• _BRIEF_
Extract every line between the one with "Give me the" and the end of the entries, both included, word for word and free of pictures.

• _ENTRIES_
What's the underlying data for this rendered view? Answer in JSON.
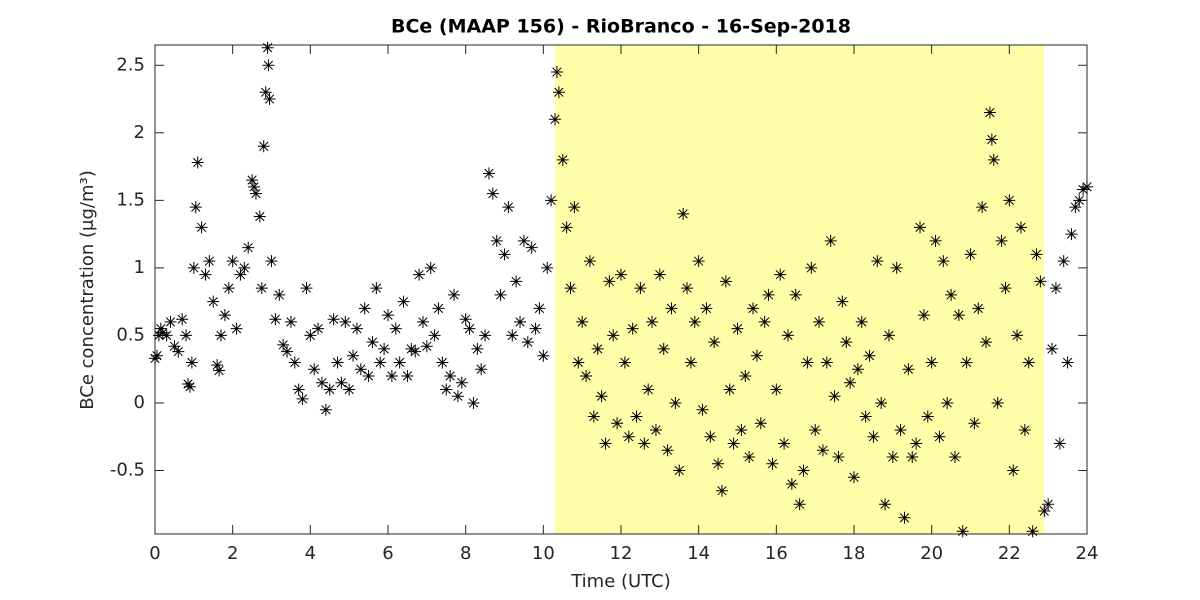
{
  "chart_data": {
    "type": "scatter",
    "title": "BCe (MAAP 156) - RioBranco - 16-Sep-2018",
    "xlabel": "Time (UTC)",
    "ylabel": "BCe concentration (μg/m³)",
    "marker": "asterisk",
    "color": "#000000",
    "shaded_region": [
      10.3,
      22.9
    ],
    "shaded_color": "#ffffaa",
    "xlim": [
      0,
      24
    ],
    "xticks": [
      0,
      2,
      4,
      6,
      8,
      10,
      12,
      14,
      16,
      18,
      20,
      22,
      24
    ],
    "ylim": [
      -0.97,
      2.65
    ],
    "yticks": [
      -0.5,
      0,
      0.5,
      1,
      1.5,
      2,
      2.5
    ],
    "x": [
      0.0,
      0.05,
      0.1,
      0.15,
      0.2,
      0.3,
      0.4,
      0.5,
      0.6,
      0.7,
      0.8,
      0.85,
      0.9,
      0.95,
      1.0,
      1.05,
      1.1,
      1.2,
      1.3,
      1.4,
      1.5,
      1.6,
      1.65,
      1.7,
      1.8,
      1.9,
      2.0,
      2.1,
      2.2,
      2.3,
      2.4,
      2.5,
      2.55,
      2.6,
      2.7,
      2.75,
      2.8,
      2.85,
      2.9,
      2.92,
      2.95,
      3.0,
      3.1,
      3.2,
      3.3,
      3.4,
      3.5,
      3.6,
      3.7,
      3.8,
      3.9,
      4.0,
      4.1,
      4.2,
      4.3,
      4.4,
      4.5,
      4.6,
      4.7,
      4.8,
      4.9,
      5.0,
      5.1,
      5.2,
      5.3,
      5.4,
      5.5,
      5.6,
      5.7,
      5.8,
      5.9,
      6.0,
      6.1,
      6.2,
      6.3,
      6.4,
      6.5,
      6.6,
      6.7,
      6.8,
      6.9,
      7.0,
      7.1,
      7.2,
      7.3,
      7.4,
      7.5,
      7.6,
      7.7,
      7.8,
      7.9,
      8.0,
      8.1,
      8.2,
      8.3,
      8.4,
      8.5,
      8.6,
      8.7,
      8.8,
      8.9,
      9.0,
      9.1,
      9.2,
      9.3,
      9.4,
      9.5,
      9.6,
      9.7,
      9.8,
      9.9,
      10.0,
      10.1,
      10.2,
      10.3,
      10.35,
      10.4,
      10.5,
      10.6,
      10.7,
      10.8,
      10.9,
      11.0,
      11.1,
      11.2,
      11.3,
      11.4,
      11.5,
      11.6,
      11.7,
      11.8,
      11.9,
      12.0,
      12.1,
      12.2,
      12.3,
      12.4,
      12.5,
      12.6,
      12.7,
      12.8,
      12.9,
      13.0,
      13.1,
      13.2,
      13.3,
      13.4,
      13.5,
      13.6,
      13.7,
      13.8,
      13.9,
      14.0,
      14.1,
      14.2,
      14.3,
      14.4,
      14.5,
      14.6,
      14.7,
      14.8,
      14.9,
      15.0,
      15.1,
      15.2,
      15.3,
      15.4,
      15.5,
      15.6,
      15.7,
      15.8,
      15.9,
      16.0,
      16.1,
      16.2,
      16.3,
      16.4,
      16.5,
      16.6,
      16.7,
      16.8,
      16.9,
      17.0,
      17.1,
      17.2,
      17.3,
      17.4,
      17.5,
      17.6,
      17.7,
      17.8,
      17.9,
      18.0,
      18.1,
      18.2,
      18.3,
      18.4,
      18.5,
      18.6,
      18.7,
      18.8,
      18.9,
      19.0,
      19.1,
      19.2,
      19.3,
      19.4,
      19.5,
      19.6,
      19.7,
      19.8,
      19.9,
      20.0,
      20.1,
      20.2,
      20.3,
      20.4,
      20.5,
      20.6,
      20.7,
      20.8,
      20.9,
      21.0,
      21.1,
      21.2,
      21.3,
      21.4,
      21.5,
      21.55,
      21.6,
      21.7,
      21.8,
      21.9,
      22.0,
      22.1,
      22.2,
      22.3,
      22.4,
      22.5,
      22.6,
      22.7,
      22.8,
      22.9,
      23.0,
      23.1,
      23.2,
      23.3,
      23.4,
      23.5,
      23.6,
      23.7,
      23.8,
      23.9,
      24.0
    ],
    "values": [
      0.33,
      0.35,
      0.5,
      0.55,
      0.52,
      0.5,
      0.6,
      0.42,
      0.38,
      0.62,
      0.5,
      0.14,
      0.12,
      0.3,
      1.0,
      1.45,
      1.78,
      1.3,
      0.95,
      1.05,
      0.75,
      0.28,
      0.24,
      0.5,
      0.65,
      0.85,
      1.05,
      0.55,
      0.95,
      1.0,
      1.15,
      1.65,
      1.6,
      1.55,
      1.38,
      0.85,
      1.9,
      2.3,
      2.63,
      2.5,
      2.25,
      1.05,
      0.62,
      0.8,
      0.43,
      0.38,
      0.6,
      0.3,
      0.1,
      0.03,
      0.85,
      0.5,
      0.25,
      0.55,
      0.15,
      -0.05,
      0.1,
      0.62,
      0.3,
      0.15,
      0.6,
      0.1,
      0.35,
      0.55,
      0.25,
      0.7,
      0.2,
      0.45,
      0.85,
      0.3,
      0.4,
      0.65,
      0.2,
      0.55,
      0.3,
      0.75,
      0.2,
      0.4,
      0.38,
      0.95,
      0.6,
      0.42,
      1.0,
      0.5,
      0.7,
      0.3,
      0.1,
      0.2,
      0.8,
      0.05,
      0.15,
      0.62,
      0.55,
      0.0,
      0.4,
      0.25,
      0.5,
      1.7,
      1.55,
      1.2,
      0.8,
      1.1,
      1.45,
      0.5,
      0.9,
      0.6,
      1.2,
      0.45,
      1.15,
      0.55,
      0.7,
      0.35,
      1.0,
      1.5,
      2.1,
      2.45,
      2.3,
      1.8,
      1.3,
      0.85,
      1.45,
      0.3,
      0.6,
      0.2,
      1.05,
      -0.1,
      0.4,
      0.05,
      -0.3,
      0.9,
      0.5,
      -0.15,
      0.95,
      0.3,
      -0.25,
      0.55,
      -0.1,
      0.85,
      -0.3,
      0.1,
      0.6,
      -0.2,
      0.95,
      0.4,
      -0.35,
      0.7,
      0.0,
      -0.5,
      1.4,
      0.85,
      0.3,
      0.6,
      1.05,
      -0.05,
      0.7,
      -0.25,
      0.45,
      -0.45,
      -0.65,
      0.9,
      0.1,
      -0.3,
      0.55,
      -0.2,
      0.2,
      -0.4,
      0.7,
      0.35,
      -0.15,
      0.6,
      0.8,
      -0.45,
      0.1,
      0.95,
      -0.3,
      0.5,
      -0.6,
      0.8,
      -0.75,
      -0.5,
      0.3,
      1.0,
      -0.2,
      0.6,
      -0.35,
      0.3,
      1.2,
      0.05,
      -0.4,
      0.75,
      0.45,
      0.15,
      -0.55,
      0.25,
      0.6,
      -0.1,
      0.35,
      -0.25,
      1.05,
      0.0,
      -0.75,
      0.5,
      -0.4,
      1.0,
      -0.2,
      -0.85,
      0.25,
      -0.4,
      -0.3,
      1.3,
      0.65,
      -0.1,
      0.3,
      1.2,
      -0.25,
      1.05,
      0.0,
      0.8,
      -0.4,
      0.65,
      -0.95,
      0.3,
      1.1,
      -0.15,
      0.7,
      1.45,
      0.45,
      2.15,
      1.95,
      1.8,
      0.0,
      1.2,
      0.85,
      1.5,
      -0.5,
      0.5,
      1.3,
      -0.2,
      0.3,
      -0.95,
      1.1,
      0.9,
      -0.8,
      -0.75,
      0.4,
      0.85,
      -0.3,
      1.05,
      0.3,
      1.25,
      1.45,
      1.5,
      1.58,
      1.6
    ]
  }
}
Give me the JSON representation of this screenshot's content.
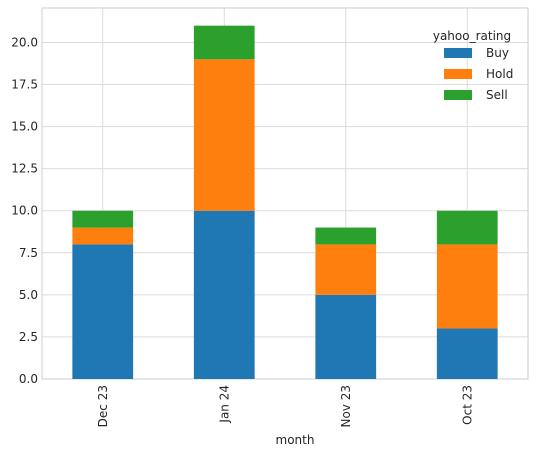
{
  "chart_data": {
    "type": "bar",
    "stacked": true,
    "categories": [
      "Dec 23",
      "Jan 24",
      "Nov 23",
      "Oct 23"
    ],
    "series": [
      {
        "name": "Buy",
        "values": [
          8,
          10,
          5,
          3
        ],
        "color": "#1f77b4"
      },
      {
        "name": "Hold",
        "values": [
          1,
          9,
          3,
          5
        ],
        "color": "#ff7f0e"
      },
      {
        "name": "Sell",
        "values": [
          1,
          2,
          1,
          2
        ],
        "color": "#2ca02c"
      }
    ],
    "xlabel": "month",
    "ylabel": "",
    "ylim": [
      0,
      22.05
    ],
    "yticks": [
      "0.0",
      "2.5",
      "5.0",
      "7.5",
      "10.0",
      "12.5",
      "15.0",
      "17.5",
      "20.0"
    ],
    "ytick_values": [
      0,
      2.5,
      5,
      7.5,
      10,
      12.5,
      15,
      17.5,
      20
    ],
    "legend_title": "yahoo_rating",
    "legend_position": "upper right",
    "grid": true,
    "x_tick_rotation": "vertical"
  }
}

• _WRITTEN RESPONSE_
Give me the JSON representation of this screenshot's content.
{
  "chart_data": {
    "type": "bar",
    "stacked": true,
    "categories": [
      "Dec 23",
      "Jan 24",
      "Nov 23",
      "Oct 23"
    ],
    "series": [
      {
        "name": "Buy",
        "values": [
          8,
          10,
          5,
          3
        ],
        "color": "#1f77b4"
      },
      {
        "name": "Hold",
        "values": [
          1,
          9,
          3,
          5
        ],
        "color": "#ff7f0e"
      },
      {
        "name": "Sell",
        "values": [
          1,
          2,
          1,
          2
        ],
        "color": "#2ca02c"
      }
    ],
    "xlabel": "month",
    "ylabel": "",
    "ylim": [
      0,
      22.05
    ],
    "yticks": [
      "0.0",
      "2.5",
      "5.0",
      "7.5",
      "10.0",
      "12.5",
      "15.0",
      "17.5",
      "20.0"
    ],
    "ytick_values": [
      0,
      2.5,
      5,
      7.5,
      10,
      12.5,
      15,
      17.5,
      20
    ],
    "legend_title": "yahoo_rating",
    "legend_position": "upper right",
    "grid": true,
    "x_tick_rotation": "vertical"
  }
}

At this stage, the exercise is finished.